## Verilen Metin
──────────────────────────────

İşte Yasin Topçu’nun 17 Aralık yolsuzluk operasyonu ile ilgili verdiği ifade

18 Aralık’ta görevden alınan polislere, 19’unda başlayan ifadelerde usulsüzlük suçlaması yapıldı
                     


17 Aralık yolsuzluk ve rüşvet soruşturması kapsamında gözaltına alınan eski Mali Şube Müdür Yardımcısı Yasin Topçu’nun ifadesine Haberdar ulaştı. Topçu’ya soruşturmada adı Reza Sarraf’tan rüşvet alan dört bakandan biri olarak geçen Muammer Güler ve Barış Güler’in isnatları soruldu. Baba ve oğul Güler, 17 Aralık yolsuzluk soruşturmasını yürüten polisleri “ön yargılı” olmak ve sorguda usulsüz deliller kullanarak soru yöneltmekle suçladı. Yasin Topçu ise ön yargı konsundaki ithamları redderken, sorgu sırasında dosyayı yapan polislerin tamamının görevden alındığını 18 Aralık tarihi itibariyle üst düzey ve diğer polislerin görev yerlerinin değiştirildiğini hatırlatarak, sorguyu yeni şube müdürü Hakan Sıralı ekibinin yaptığını ifade etti. Bu yüzden suçlamanın asılsız olduğunun altını çizdi. Diğer yandan, polislere dört bakan ile ilgili meclise gönderilen raporun yazılması suç unsuru gibi soruldu. Talimatı kimden aldınız denildi. Yasin Topçu bu konuda talimatın C.Savcısı Celal Kara tarafından verildiğini ifade etti.  Ayrıca Muammer Güler ve Rıza Sarraf’ın arasındaki rüşvet iddialarına ilişkin de bilgiler paylaştı.


Öte yandan polislere “silahlı terör örgütü üyeliği”, “gizliliğin ihlali”, “görevi kötüye kullanma” suçlaması yapıldı. Yasin Topçu ifadesinde kendisine yöneltilen “silahlı terör örgütü” suçlamasına ilişkin delillerin sunulmasını istedi ve bu yönde tek bir soru yöneltilmediğini de ifadesinde kayda geçirdi.

──────────────────────────────

## Yapacağınız İş
Yasin Topçu'nun ifadesini aktaran metnin "Öte yandan polislere" ile başlayıp "ifadesinde kayda geçirdi." ifadesine kadar süren kısmını, "Öte yandan" yerine "Bunun yanı sıra" koyarak yeniden yazınız.

## Veri Kesiti
──────────────────────────────

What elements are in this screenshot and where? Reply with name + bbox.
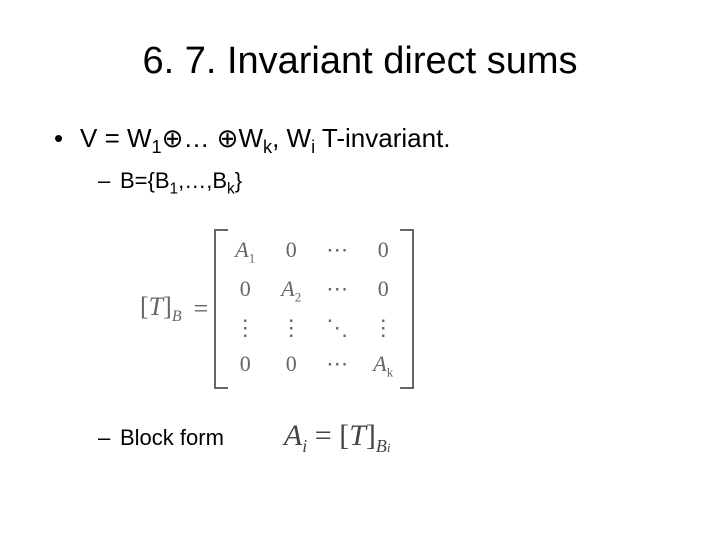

──────────────────────────────

## Alıştırma Sonucu
Bunun yanı sıra polislere “silahlı terör örgütü üyeliği”, “gizliliğin ihlali”, “görevi kötüye kullanma” suçlaması yapıldı. Yasin Topçu ifadesinde kendisine yöneltilen “silahlı terör örgütü” suçlamasına ilişkin delillerin sunulmasını istedi ve bu yönde tek bir soru yöneltilmediğini de ifadesinde kayda geçirdi.